_Problem_
Collect each line containing "title".

[Recorded data]
--- Begin ---
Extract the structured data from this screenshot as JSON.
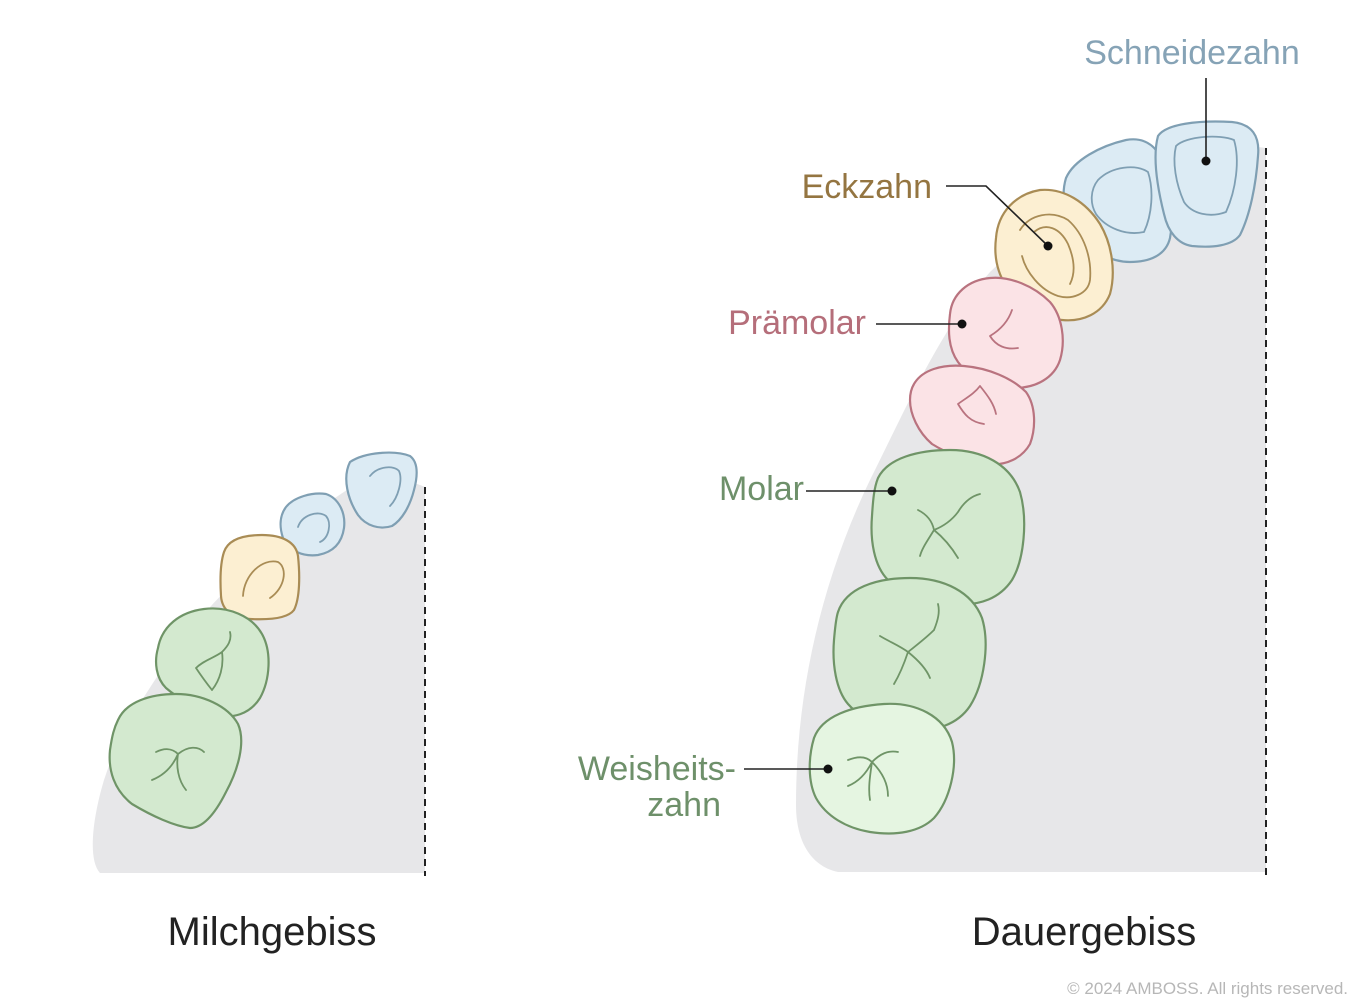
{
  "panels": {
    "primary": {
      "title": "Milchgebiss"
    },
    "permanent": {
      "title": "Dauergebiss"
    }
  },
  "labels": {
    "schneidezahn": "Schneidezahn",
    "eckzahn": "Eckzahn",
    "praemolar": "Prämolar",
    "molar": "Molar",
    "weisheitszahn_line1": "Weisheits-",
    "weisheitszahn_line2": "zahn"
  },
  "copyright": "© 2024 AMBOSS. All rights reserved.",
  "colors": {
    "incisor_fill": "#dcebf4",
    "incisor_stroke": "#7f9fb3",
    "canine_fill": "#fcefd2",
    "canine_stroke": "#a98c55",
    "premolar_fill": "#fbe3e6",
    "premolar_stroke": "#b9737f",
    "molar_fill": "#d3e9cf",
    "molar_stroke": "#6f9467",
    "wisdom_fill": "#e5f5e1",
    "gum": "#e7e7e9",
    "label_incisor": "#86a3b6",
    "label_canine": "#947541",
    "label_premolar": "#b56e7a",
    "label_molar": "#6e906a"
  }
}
--- End ---
--- Begin ---
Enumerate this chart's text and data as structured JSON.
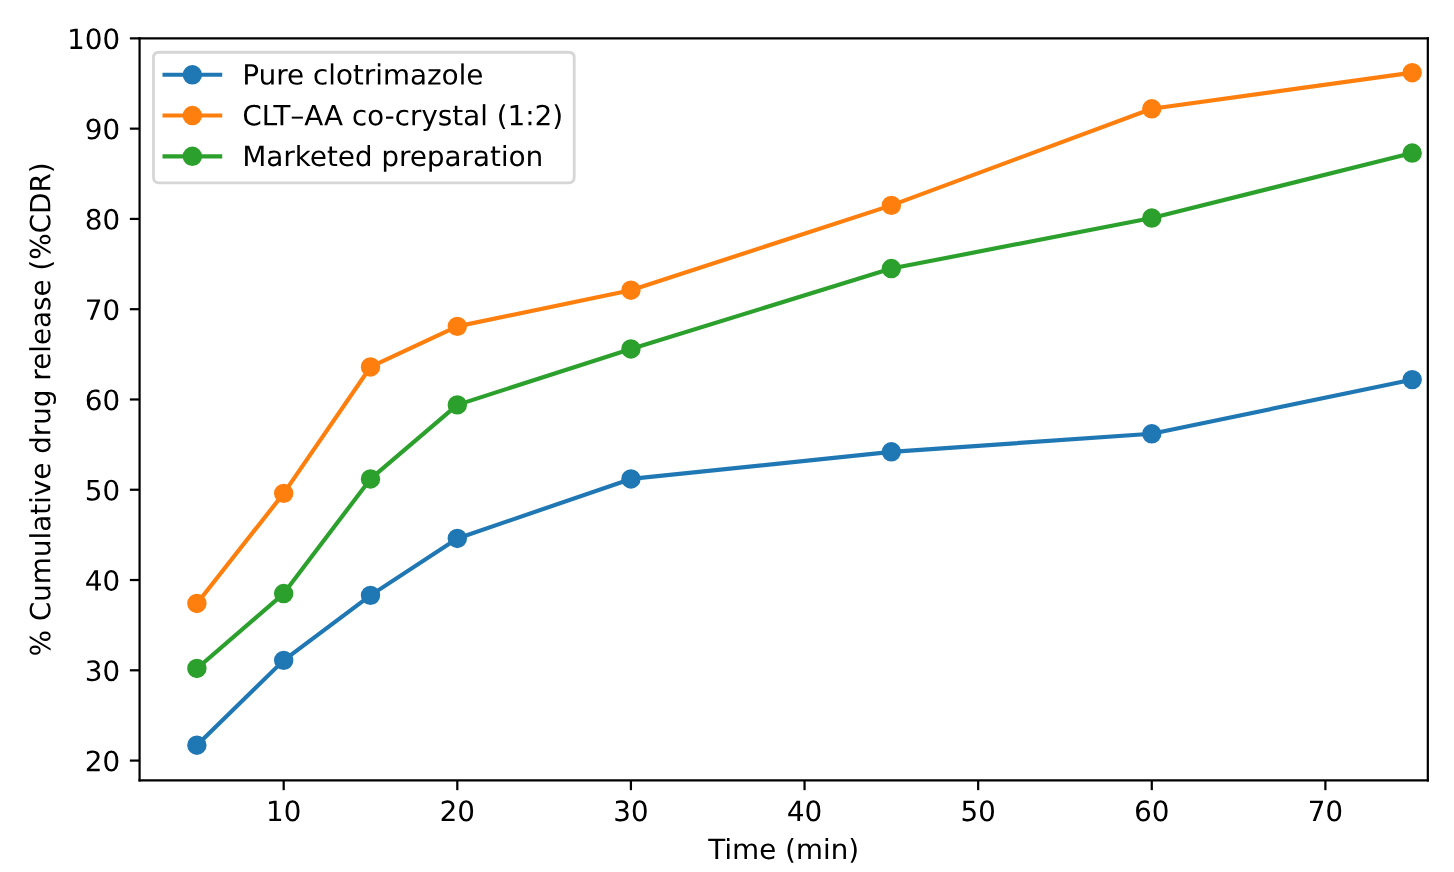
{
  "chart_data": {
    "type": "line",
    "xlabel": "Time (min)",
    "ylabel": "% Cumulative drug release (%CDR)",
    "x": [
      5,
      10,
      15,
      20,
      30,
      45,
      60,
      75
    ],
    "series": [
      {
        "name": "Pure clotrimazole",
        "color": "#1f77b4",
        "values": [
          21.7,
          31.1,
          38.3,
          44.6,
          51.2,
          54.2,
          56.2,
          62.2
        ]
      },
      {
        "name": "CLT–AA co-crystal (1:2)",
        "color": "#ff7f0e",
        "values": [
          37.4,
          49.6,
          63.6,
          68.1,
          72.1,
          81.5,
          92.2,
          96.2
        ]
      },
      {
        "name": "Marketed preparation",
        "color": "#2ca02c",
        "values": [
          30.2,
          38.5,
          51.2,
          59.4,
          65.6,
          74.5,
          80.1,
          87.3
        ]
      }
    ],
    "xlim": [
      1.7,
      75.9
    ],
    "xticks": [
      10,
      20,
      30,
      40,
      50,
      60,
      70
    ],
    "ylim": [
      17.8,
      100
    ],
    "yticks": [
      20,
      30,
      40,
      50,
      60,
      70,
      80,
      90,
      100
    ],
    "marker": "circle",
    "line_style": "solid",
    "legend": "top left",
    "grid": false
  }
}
--- End ---
_Result of this exercise_
      "title": "Milchgebiss"
      "title": "Dauergebiss"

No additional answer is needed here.